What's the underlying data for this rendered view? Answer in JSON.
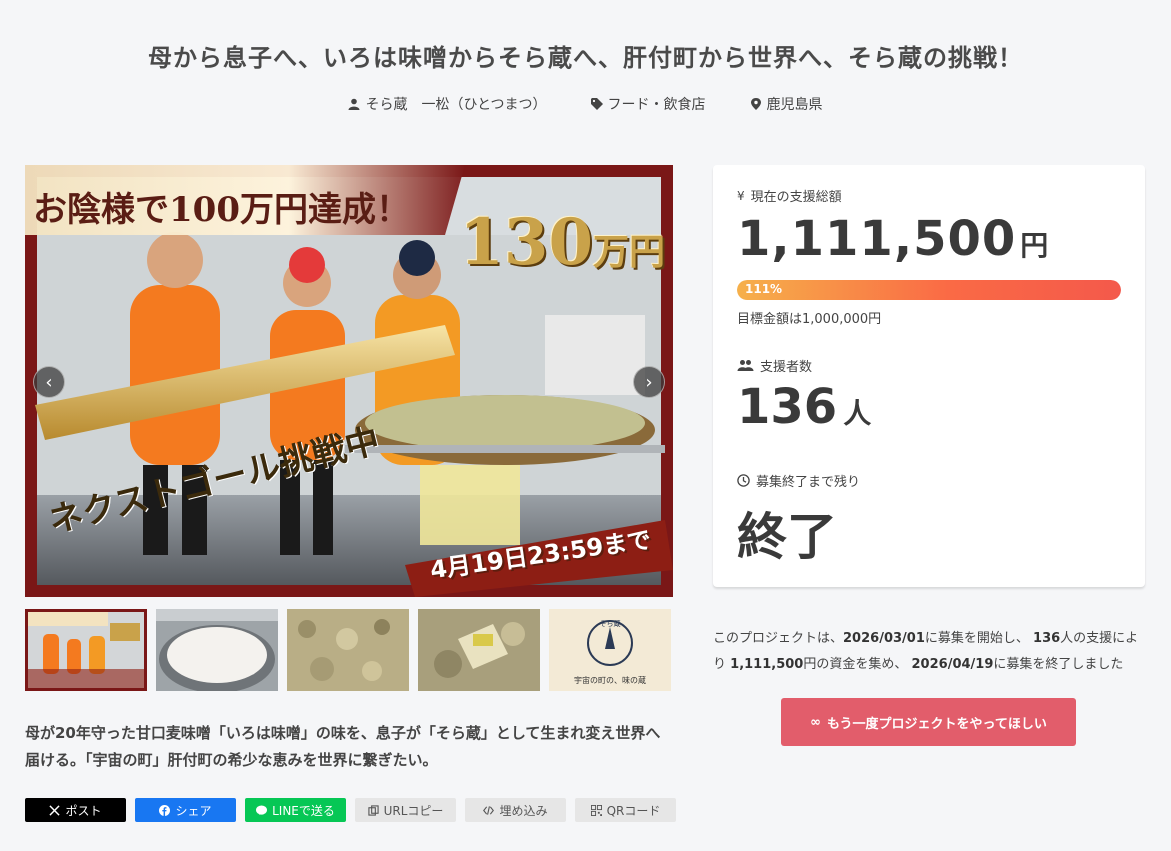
{
  "project": {
    "title": "母から息子へ、いろは味噌からそら蔵へ、肝付町から世界へ、そら蔵の挑戦！",
    "owner": "そら蔵　一松（ひとつまつ）",
    "category": "フード・飲食店",
    "location": "鹿児島県",
    "description": "母が20年守った甘口麦味噌「いろは味噌」の味を、息子が「そら蔵」として生まれ変え世界へ届ける。「宇宙の町」肝付町の希少な恵みを世界に繋ぎたい。"
  },
  "main_image": {
    "headline": "お陰様で100万円達成！",
    "amount_number": "130",
    "amount_unit": "万円",
    "challenge": "ネクストゴール挑戦中",
    "deadline": "4月19日23:59まで"
  },
  "gallery": {
    "prev_label": "‹",
    "next_label": "›",
    "thumb5_text_top": "そら蔵",
    "thumb5_text_bottom": "宇宙の町の、味の蔵"
  },
  "share": {
    "x": "ポスト",
    "facebook": "シェア",
    "line": "LINEで送る",
    "url_copy": "URLコピー",
    "embed": "埋め込み",
    "qr": "QRコード"
  },
  "stats": {
    "total_label": "現在の支援総額",
    "total_value": "1,111,500",
    "total_unit": "円",
    "progress_percent": 111,
    "progress_text": "111%",
    "goal_text": "目標金額は1,000,000円",
    "backers_label": "支援者数",
    "backers_value": "136",
    "backers_unit": "人",
    "remaining_label": "募集終了まで残り",
    "remaining_value": "終了"
  },
  "summary": {
    "part1": "このプロジェクトは、",
    "start_date": "2026/03/01",
    "part2": "に募集を開始し、",
    "backers": "136",
    "part3": "人の支援により",
    "amount": "1,111,500",
    "part4": "円の資金を集め、",
    "end_date": "2026/04/19",
    "part5": "に募集を終了しました"
  },
  "again_button": {
    "icon": "∞",
    "label": "もう一度プロジェクトをやってほしい"
  },
  "colors": {
    "accent": "#e25d6b",
    "progress_start": "#f6b04a",
    "progress_end": "#f4594b"
  }
}
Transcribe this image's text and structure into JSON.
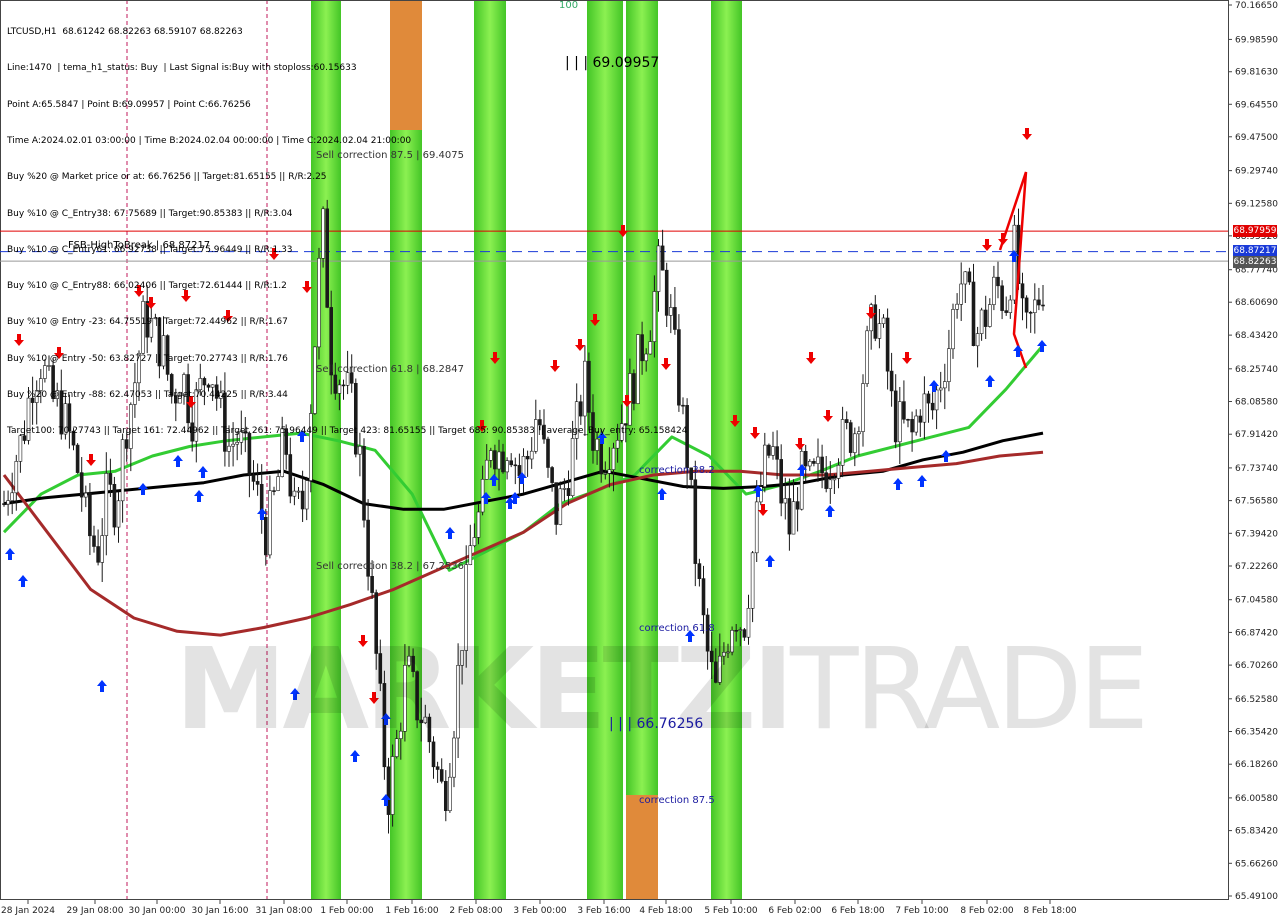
{
  "header": {
    "lines": [
      "LTCUSD,H1  68.61242 68.82263 68.59107 68.82263",
      "Line:1470  | tema_h1_status: Buy  | Last Signal is:Buy with stoploss:60.15633",
      "Point A:65.5847 | Point B:69.09957 | Point C:66.76256",
      "Time A:2024.02.01 03:00:00 | Time B:2024.02.04 00:00:00 | Time C:2024.02.04 21:00:00",
      "Buy %20 @ Market price or at: 66.76256 || Target:81.65155 || R/R:2.25",
      "Buy %10 @ C_Entry38: 67.75689 || Target:90.85383 || R/R:3.04",
      "Buy %10 @ C_Entry61: 66.92738 || Target:75.96449 || R/R:1.33",
      "Buy %10 @ C_Entry88: 66.02406 || Target:72.61444 || R/R:1.2",
      "Buy %10 @ Entry -23: 64.75519 || Target:72.44962 || R/R:1.67",
      "Buy %10 @ Entry -50: 63.82727 || Target:70.27743 || R/R:1.76",
      "Buy %20 @ Entry -88: 62.47053 || Target:70.44225 || R/R:3.44",
      "Target100: 70.27743 || Target 161: 72.44962 || Target 261: 75.96449 || Target 423: 81.65155 || Target 685: 90.85383 || average_Buy_entry: 65.158424"
    ]
  },
  "annotations": {
    "fsb": "FSB-HighToBreak  | 68.87217",
    "sell875": "Sell correction 87.5 | 69.4075",
    "sell618": "Sell correction 61.8 | 68.2847",
    "sell382": "Sell correction 38.2 | 67.2536",
    "corr382": "correction 38.2",
    "corr618": "correction 61.8",
    "corr875": "correction 87.5",
    "pointB": "| | | 69.09957",
    "pointC": "| | | 66.76256",
    "top100": "100"
  },
  "watermark": {
    "bold": "MARKETZI",
    "thin": "TRADE"
  },
  "price_tags": {
    "red": "68.97959",
    "blue": "68.87217",
    "gray": "68.82263"
  },
  "colors": {
    "bull": "#00aa00",
    "bear": "#d00000",
    "green_zone": "#33cc00",
    "orange_zone": "#e08a3a",
    "ema_fast": "#33cc33",
    "ema_mid": "#000000",
    "ema_slow": "#a52a2a",
    "blue_arrow": "#0033ff",
    "red_arrow": "#ee0000"
  },
  "chart_data": {
    "type": "candlestick",
    "symbol": "LTCUSD",
    "timeframe": "H1",
    "ylim": [
      65.491,
      70.1665
    ],
    "y_ticks": [
      "70.16650",
      "69.98590",
      "69.81630",
      "69.64550",
      "69.47500",
      "69.29740",
      "69.12580",
      "68.95520",
      "68.77740",
      "68.60690",
      "68.43420",
      "68.25740",
      "68.08580",
      "67.91420",
      "67.73740",
      "67.56580",
      "67.39420",
      "67.22260",
      "67.04580",
      "66.87420",
      "66.70260",
      "66.52580",
      "66.35420",
      "66.18260",
      "66.00580",
      "65.83420",
      "65.66260",
      "65.49100"
    ],
    "x_ticks": [
      "28 Jan 2024",
      "29 Jan 08:00",
      "30 Jan 00:00",
      "30 Jan 16:00",
      "31 Jan 08:00",
      "1 Feb 00:00",
      "1 Feb 16:00",
      "2 Feb 08:00",
      "3 Feb 00:00",
      "3 Feb 16:00",
      "4 Feb 18:00",
      "5 Feb 10:00",
      "6 Feb 02:00",
      "6 Feb 18:00",
      "7 Feb 10:00",
      "8 Feb 02:00",
      "8 Feb 18:00"
    ],
    "levels": {
      "red_line": 68.97959,
      "fsb_high_to_break": 68.87217,
      "current_price": 68.82263
    },
    "ohlc_last": {
      "open": 68.61242,
      "high": 68.82263,
      "low": 68.59107,
      "close": 68.82263
    },
    "price_path": [
      67.55,
      67.75,
      67.9,
      68.2,
      68.3,
      68.1,
      68.05,
      67.9,
      67.7,
      67.4,
      67.3,
      67.6,
      67.55,
      67.95,
      68.2,
      68.55,
      68.45,
      68.35,
      68.1,
      68.25,
      68.0,
      68.15,
      68.3,
      68.05,
      67.85,
      67.9,
      67.75,
      67.6,
      67.4,
      67.6,
      67.9,
      67.5,
      67.55,
      68.25,
      69.05,
      68.3,
      68.2,
      68.1,
      67.8,
      67.2,
      66.6,
      66.0,
      66.3,
      66.7,
      66.5,
      66.4,
      66.2,
      66.0,
      66.4,
      66.9,
      67.4,
      67.5,
      67.9,
      67.8,
      67.9,
      67.7,
      67.8,
      68.05,
      67.7,
      67.5,
      67.65,
      67.9,
      68.2,
      67.9,
      67.8,
      67.9,
      68.0,
      68.15,
      68.35,
      68.5,
      68.8,
      68.6,
      68.2,
      67.8,
      67.2,
      66.8,
      66.55,
      66.8,
      67.0,
      66.9,
      67.3,
      67.7,
      67.85,
      67.6,
      67.4,
      67.7,
      67.65,
      67.7,
      67.75,
      67.85,
      67.9,
      67.95,
      68.3,
      68.55,
      68.4,
      68.0,
      67.95,
      67.9,
      68.1,
      68.0,
      68.2,
      68.4,
      68.75,
      68.6,
      68.45,
      68.55,
      68.7,
      68.6,
      68.9,
      68.4,
      68.55,
      68.7
    ],
    "signals": {
      "buy_arrow_count": 38,
      "sell_arrow_count": 30
    },
    "moving_averages": [
      {
        "color": "green",
        "values": [
          67.4,
          67.6,
          67.7,
          67.72,
          67.8,
          67.85,
          67.88,
          67.9,
          67.92,
          67.88,
          67.83,
          67.6,
          67.2,
          67.3,
          67.4,
          67.55,
          67.62,
          67.7,
          67.9,
          67.8,
          67.6,
          67.65,
          67.72,
          67.8,
          67.85,
          67.9,
          67.95,
          68.15,
          68.38
        ]
      },
      {
        "color": "black",
        "values": [
          67.55,
          67.58,
          67.6,
          67.62,
          67.64,
          67.66,
          67.7,
          67.72,
          67.65,
          67.55,
          67.52,
          67.52,
          67.56,
          67.6,
          67.66,
          67.72,
          67.68,
          67.64,
          67.63,
          67.64,
          67.66,
          67.7,
          67.72,
          67.78,
          67.82,
          67.88,
          67.92
        ]
      },
      {
        "color": "brown",
        "values": [
          67.7,
          67.4,
          67.1,
          66.95,
          66.88,
          66.86,
          66.9,
          66.95,
          67.02,
          67.1,
          67.2,
          67.3,
          67.4,
          67.55,
          67.65,
          67.7,
          67.72,
          67.72,
          67.7,
          67.7,
          67.72,
          67.74,
          67.76,
          67.8,
          67.82
        ]
      }
    ]
  }
}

· · · · ·

> **AIM OF THE TASK**
Gather each line from the entries above that includes the word "Target".

> **TASK RESPONSE**
      "Buy %20 @ Market price or at: 66.76256 || Target:81.65155 || R/R:2.25",
      "Buy %10 @ C_Entry38: 67.75689 || Target:90.85383 || R/R:3.04",
      "Buy %10 @ C_Entry61: 66.92738 || Target:75.96449 || R/R:1.33",
      "Buy %10 @ C_Entry88: 66.02406 || Target:72.61444 || R/R:1.2",
      "Buy %10 @ Entry -23: 64.75519 || Target:72.44962 || R/R:1.67",
      "Buy %10 @ Entry -50: 63.82727 || Target:70.27743 || R/R:1.76",
      "Buy %20 @ Entry -88: 62.47053 || Target:70.44225 || R/R:3.44",
      "Target100: 70.27743 || Target 161: 72.44962 || Target 261: 75.96449 || Target 423: 81.65155 || Target 685: 90.85383 || average_Buy_entry: 65.158424"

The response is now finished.